§ **Texte**
Entendre la musique des nouvelles me stressait terriblement.
Aude Carasco, cheffe de la rubrique Médias du journal La Croix, a publié une vaste enquête sur le sujet en ce début d'année. Des témoignages comme celui d'Eve, la journaliste en a entendu "plusieurs", venant "notamment de femmes, plutôt jeunes, qui s'informent sur les réseaux sociaux, mais pas seulement".
Dans son enquête, la journaliste décortique le champ lexical de cette détresse: "stress", "angoisse", impression d'"impuissance" par rapport à l'information, mais aussi la "submersion", une "perte de contrôle face à une "vague", "trop de choses dans la tête qui empêchent la "prise de distance", un "envahissement".
La quantité excessive d'informations semble être au coeur du problème. Ainsi, pour Guénaëlle Gault, cette "infobésité" est "un excès d'informations qu'on n'arrive pas à métaboliser en connaissances et en compréhension du monde", ce qui rend difficile la construction d'une opinion et la hiérarchisation de l'information.
L'effervescence du Covid
Aude Carasco souligne la gravité du phénomène et ses enjeux démocratiques: selon la journaliste, se basant sur une analyse de Reuters, les pays où on se détourne de l'info seraient aussi les pays les moins démocratiques. Au Brésil par exemple, "54% des gens évitent l'info", indique-t-elle.
Cette fatigue informationnelle gagnerait le monde entier, et de manière très perceptible en Grande-Bretagne, notamment durant le Brexit, ou sous l'Amérique de Trump, selon la journaliste.
Le besoin d'informations en période de Covid était quasi vital
Pour de nombreuses personnes, les symptômes de fatigue informationnelle sont apparus durant la pandémie. "Le besoin d'informations en période de Covid était quasi vital. Des gens cherchaient à s'informer, c'était plus fort qu'eux, jusqu'à saturation", décrit Aude Carasco, précisant que la fatigue informationnelle est plus forte dans les périodes de crises - sanitaires, sociales, économiques - et en périodes "de forte polarisation politique".
Solutions envisagées
Pour Aude Carasco, l'enjeu côté médiatique est de "donner mieux à manger" aux auditeurs et auditrices, prendre en compte la capacité du cerveau humain à assimiler l'information, pour que les gens "continuent d'avoir envie de s'informer, et que ces informations soient utiles". Cela impliquerait également de sortir des logiques de courses à l'audimat.

§ **Votre objectif**
Recopiez mot pour mot le passage du texte sur la fatigue informationnelle qui va de « Solutions envisagées » jusqu'à « courses à l'audimat. ».

§ **Extraits des fiches**
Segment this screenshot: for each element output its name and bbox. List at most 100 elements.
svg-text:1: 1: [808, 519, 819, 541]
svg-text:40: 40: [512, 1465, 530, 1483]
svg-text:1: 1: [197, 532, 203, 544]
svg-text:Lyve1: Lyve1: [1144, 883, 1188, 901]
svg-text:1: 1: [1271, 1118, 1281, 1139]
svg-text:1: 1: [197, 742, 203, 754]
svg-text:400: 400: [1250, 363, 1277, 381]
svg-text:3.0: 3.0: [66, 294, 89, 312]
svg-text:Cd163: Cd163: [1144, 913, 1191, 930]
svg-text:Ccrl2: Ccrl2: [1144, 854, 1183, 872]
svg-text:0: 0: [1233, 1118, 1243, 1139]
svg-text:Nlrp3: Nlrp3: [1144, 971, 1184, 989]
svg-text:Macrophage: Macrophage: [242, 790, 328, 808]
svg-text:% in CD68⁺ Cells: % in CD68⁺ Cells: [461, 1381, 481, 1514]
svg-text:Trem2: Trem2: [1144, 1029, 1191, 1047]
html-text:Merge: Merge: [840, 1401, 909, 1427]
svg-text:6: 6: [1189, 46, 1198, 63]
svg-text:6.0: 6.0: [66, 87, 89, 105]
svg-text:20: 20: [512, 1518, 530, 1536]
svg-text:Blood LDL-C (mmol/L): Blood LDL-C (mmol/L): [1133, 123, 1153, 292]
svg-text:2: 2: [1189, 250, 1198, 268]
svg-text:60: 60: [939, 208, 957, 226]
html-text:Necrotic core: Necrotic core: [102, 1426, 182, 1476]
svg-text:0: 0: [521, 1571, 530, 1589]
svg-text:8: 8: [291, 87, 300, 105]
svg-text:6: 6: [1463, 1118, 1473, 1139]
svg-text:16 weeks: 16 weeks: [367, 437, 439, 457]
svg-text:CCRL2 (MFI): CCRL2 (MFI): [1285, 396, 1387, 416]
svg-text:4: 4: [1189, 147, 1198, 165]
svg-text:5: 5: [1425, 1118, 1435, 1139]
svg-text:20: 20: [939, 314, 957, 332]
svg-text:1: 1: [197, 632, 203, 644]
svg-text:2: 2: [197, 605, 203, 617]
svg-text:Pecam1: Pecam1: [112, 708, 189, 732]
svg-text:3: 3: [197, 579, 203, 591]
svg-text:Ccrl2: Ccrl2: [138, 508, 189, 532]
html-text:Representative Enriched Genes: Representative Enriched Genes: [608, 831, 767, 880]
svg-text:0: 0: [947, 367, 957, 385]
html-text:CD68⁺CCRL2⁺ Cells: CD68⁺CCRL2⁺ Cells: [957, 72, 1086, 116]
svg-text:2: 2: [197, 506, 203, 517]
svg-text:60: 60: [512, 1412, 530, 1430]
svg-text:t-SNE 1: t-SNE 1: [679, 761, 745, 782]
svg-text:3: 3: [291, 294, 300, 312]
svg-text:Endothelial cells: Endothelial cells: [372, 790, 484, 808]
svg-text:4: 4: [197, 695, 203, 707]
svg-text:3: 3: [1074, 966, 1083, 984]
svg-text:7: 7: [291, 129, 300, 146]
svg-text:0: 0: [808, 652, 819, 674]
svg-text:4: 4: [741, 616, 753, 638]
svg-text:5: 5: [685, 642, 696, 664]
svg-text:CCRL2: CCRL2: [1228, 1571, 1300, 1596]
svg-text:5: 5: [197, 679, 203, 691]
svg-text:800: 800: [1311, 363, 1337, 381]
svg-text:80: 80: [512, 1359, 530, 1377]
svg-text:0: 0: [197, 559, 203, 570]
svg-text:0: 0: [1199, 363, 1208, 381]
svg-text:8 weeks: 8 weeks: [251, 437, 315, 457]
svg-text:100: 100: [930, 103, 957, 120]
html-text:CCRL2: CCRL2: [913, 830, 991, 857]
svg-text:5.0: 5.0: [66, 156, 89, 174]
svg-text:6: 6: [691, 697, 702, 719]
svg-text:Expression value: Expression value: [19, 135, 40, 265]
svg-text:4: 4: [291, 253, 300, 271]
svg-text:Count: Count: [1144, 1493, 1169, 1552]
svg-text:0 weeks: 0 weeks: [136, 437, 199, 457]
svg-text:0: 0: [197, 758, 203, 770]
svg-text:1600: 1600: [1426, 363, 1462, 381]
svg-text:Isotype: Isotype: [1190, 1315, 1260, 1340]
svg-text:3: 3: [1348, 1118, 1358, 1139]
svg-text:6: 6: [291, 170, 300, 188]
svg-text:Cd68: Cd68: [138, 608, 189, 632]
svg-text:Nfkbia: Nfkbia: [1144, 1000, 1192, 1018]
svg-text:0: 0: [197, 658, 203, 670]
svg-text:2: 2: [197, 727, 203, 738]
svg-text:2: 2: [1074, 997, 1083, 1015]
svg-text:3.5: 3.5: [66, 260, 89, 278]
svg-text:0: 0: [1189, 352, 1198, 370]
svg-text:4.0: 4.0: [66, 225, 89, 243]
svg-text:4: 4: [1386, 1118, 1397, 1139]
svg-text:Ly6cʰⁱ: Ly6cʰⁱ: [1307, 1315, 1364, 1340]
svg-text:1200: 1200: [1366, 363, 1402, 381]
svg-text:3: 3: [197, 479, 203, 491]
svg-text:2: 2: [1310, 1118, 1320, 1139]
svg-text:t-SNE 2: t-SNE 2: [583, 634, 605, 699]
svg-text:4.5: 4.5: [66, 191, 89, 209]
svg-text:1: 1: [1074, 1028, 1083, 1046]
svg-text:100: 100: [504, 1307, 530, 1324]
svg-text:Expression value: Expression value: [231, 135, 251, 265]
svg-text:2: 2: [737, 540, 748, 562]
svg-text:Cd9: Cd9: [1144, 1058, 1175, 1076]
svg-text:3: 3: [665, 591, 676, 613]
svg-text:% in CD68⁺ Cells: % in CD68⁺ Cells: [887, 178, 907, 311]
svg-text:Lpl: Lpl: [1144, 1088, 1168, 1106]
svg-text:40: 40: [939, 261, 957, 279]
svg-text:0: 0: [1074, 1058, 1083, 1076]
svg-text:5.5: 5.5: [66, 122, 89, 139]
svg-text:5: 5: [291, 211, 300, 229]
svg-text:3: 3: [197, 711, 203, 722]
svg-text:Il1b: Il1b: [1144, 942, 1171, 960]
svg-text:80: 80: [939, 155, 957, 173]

§ **Solution proposée**
Solutions envisagées
Pour Aude Carasco, l'enjeu côté médiatique est de "donner mieux à manger" aux auditeurs et auditrices, prendre en compte la capacité du cerveau humain à assimiler l'information, pour que les gens "continuent d'avoir envie de s'informer, et que ces informations soient utiles". Cela impliquerait également de sortir des logiques de courses à l'audimat.